**GOAL OF THE EXERCISE:**
Your task is to reproduce the entries below word for word.
═════ RAW DATA ═════
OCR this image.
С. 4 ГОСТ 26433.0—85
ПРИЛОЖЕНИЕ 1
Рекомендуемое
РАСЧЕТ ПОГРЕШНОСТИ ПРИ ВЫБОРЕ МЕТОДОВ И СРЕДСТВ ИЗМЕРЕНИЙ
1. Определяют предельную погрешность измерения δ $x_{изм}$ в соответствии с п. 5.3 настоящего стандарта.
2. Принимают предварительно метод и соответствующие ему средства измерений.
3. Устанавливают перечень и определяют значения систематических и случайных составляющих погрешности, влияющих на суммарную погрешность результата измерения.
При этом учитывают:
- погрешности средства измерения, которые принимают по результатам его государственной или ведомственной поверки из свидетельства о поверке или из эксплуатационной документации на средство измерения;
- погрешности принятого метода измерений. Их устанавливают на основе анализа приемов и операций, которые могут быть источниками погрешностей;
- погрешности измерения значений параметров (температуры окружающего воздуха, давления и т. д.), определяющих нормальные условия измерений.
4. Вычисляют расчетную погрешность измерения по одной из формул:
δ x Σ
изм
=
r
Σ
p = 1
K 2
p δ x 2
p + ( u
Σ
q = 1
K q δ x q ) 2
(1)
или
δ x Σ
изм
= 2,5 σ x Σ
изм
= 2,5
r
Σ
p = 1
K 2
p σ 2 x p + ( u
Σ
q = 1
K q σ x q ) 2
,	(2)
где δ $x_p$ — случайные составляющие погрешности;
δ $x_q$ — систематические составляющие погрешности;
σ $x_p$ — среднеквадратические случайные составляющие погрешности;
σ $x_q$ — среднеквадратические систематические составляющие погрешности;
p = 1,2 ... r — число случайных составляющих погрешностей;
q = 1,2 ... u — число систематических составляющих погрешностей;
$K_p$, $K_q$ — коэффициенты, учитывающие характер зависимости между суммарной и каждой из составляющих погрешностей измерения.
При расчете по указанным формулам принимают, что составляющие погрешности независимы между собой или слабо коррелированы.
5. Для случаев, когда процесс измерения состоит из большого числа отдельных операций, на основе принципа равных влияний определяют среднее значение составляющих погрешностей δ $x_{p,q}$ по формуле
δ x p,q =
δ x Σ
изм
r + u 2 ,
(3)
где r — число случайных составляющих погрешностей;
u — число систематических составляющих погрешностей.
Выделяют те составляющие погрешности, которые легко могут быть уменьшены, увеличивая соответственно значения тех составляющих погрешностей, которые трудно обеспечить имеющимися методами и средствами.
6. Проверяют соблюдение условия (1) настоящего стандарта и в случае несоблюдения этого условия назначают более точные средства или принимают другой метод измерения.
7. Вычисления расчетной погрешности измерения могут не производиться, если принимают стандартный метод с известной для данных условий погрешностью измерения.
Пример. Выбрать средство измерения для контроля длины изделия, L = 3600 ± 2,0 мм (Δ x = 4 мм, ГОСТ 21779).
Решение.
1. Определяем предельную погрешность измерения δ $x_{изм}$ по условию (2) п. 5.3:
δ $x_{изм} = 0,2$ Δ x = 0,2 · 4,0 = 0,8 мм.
═════
**WRITTEN ANSWER:**
OCR this image.
С. 4 ГОСТ 26433.0—85
ПРИЛОЖЕНИЕ 1
Рекомендуемое
РАСЧЕТ ПОГРЕШНОСТИ ПРИ ВЫБОРЕ МЕТОДОВ И СРЕДСТВ ИЗМЕРЕНИЙ
1. Определяют предельную погрешность измерения δ $x_{изм}$ в соответствии с п. 5.3 настоящего стандарта.
2. Принимают предварительно метод и соответствующие ему средства измерений.
3. Устанавливают перечень и определяют значения систематических и случайных составляющих погрешности, влияющих на суммарную погрешность результата измерения.
При этом учитывают:
- погрешности средства измерения, которые принимают по результатам его государственной или ведомственной поверки из свидетельства о поверке или из эксплуатационной документации на средство измерения;
- погрешности принятого метода измерений. Их устанавливают на основе анализа приемов и операций, которые могут быть источниками погрешностей;
- погрешности измерения значений параметров (температуры окружающего воздуха, давления и т. д.), определяющих нормальные условия измерений.
4. Вычисляют расчетную погрешность измерения по одной из формул:
δ x Σ
изм
=
r
Σ
p = 1
K 2
p δ x 2
p + ( u
Σ
q = 1
K q δ x q ) 2
(1)
или
δ x Σ
изм
= 2,5 σ x Σ
изм
= 2,5
r
Σ
p = 1
K 2
p σ 2 x p + ( u
Σ
q = 1
K q σ x q ) 2
,	(2)
где δ $x_p$ — случайные составляющие погрешности;
δ $x_q$ — систематические составляющие погрешности;
σ $x_p$ — среднеквадратические случайные составляющие погрешности;
σ $x_q$ — среднеквадратические систематические составляющие погрешности;
p = 1,2 ... r — число случайных составляющих погрешностей;
q = 1,2 ... u — число систематических составляющих погрешностей;
$K_p$, $K_q$ — коэффициенты, учитывающие характер зависимости между суммарной и каждой из составляющих погрешностей измерения.
При расчете по указанным формулам принимают, что составляющие погрешности независимы между собой или слабо коррелированы.
5. Для случаев, когда процесс измерения состоит из большого числа отдельных операций, на основе принципа равных влияний определяют среднее значение составляющих погрешностей δ $x_{p,q}$ по формуле
δ x p,q =
δ x Σ
изм
r + u 2 ,
(3)
где r — число случайных составляющих погрешностей;
u — число систематических составляющих погрешностей.
Выделяют те составляющие погрешности, которые легко могут быть уменьшены, увеличивая соответственно значения тех составляющих погрешностей, которые трудно обеспечить имеющимися методами и средствами.
6. Проверяют соблюдение условия (1) настоящего стандарта и в случае несоблюдения этого условия назначают более точные средства или принимают другой метод измерения.
7. Вычисления расчетной погрешности измерения могут не производиться, если принимают стандартный метод с известной для данных условий погрешностью измерения.
Пример. Выбрать средство измерения для контроля длины изделия, L = 3600 ± 2,0 мм (Δ x = 4 мм, ГОСТ 21779).
Решение.
1. Определяем предельную погрешность измерения δ $x_{изм}$ по условию (2) п. 5.3:
δ $x_{изм} = 0,2$ Δ x = 0,2 · 4,0 = 0,8 мм.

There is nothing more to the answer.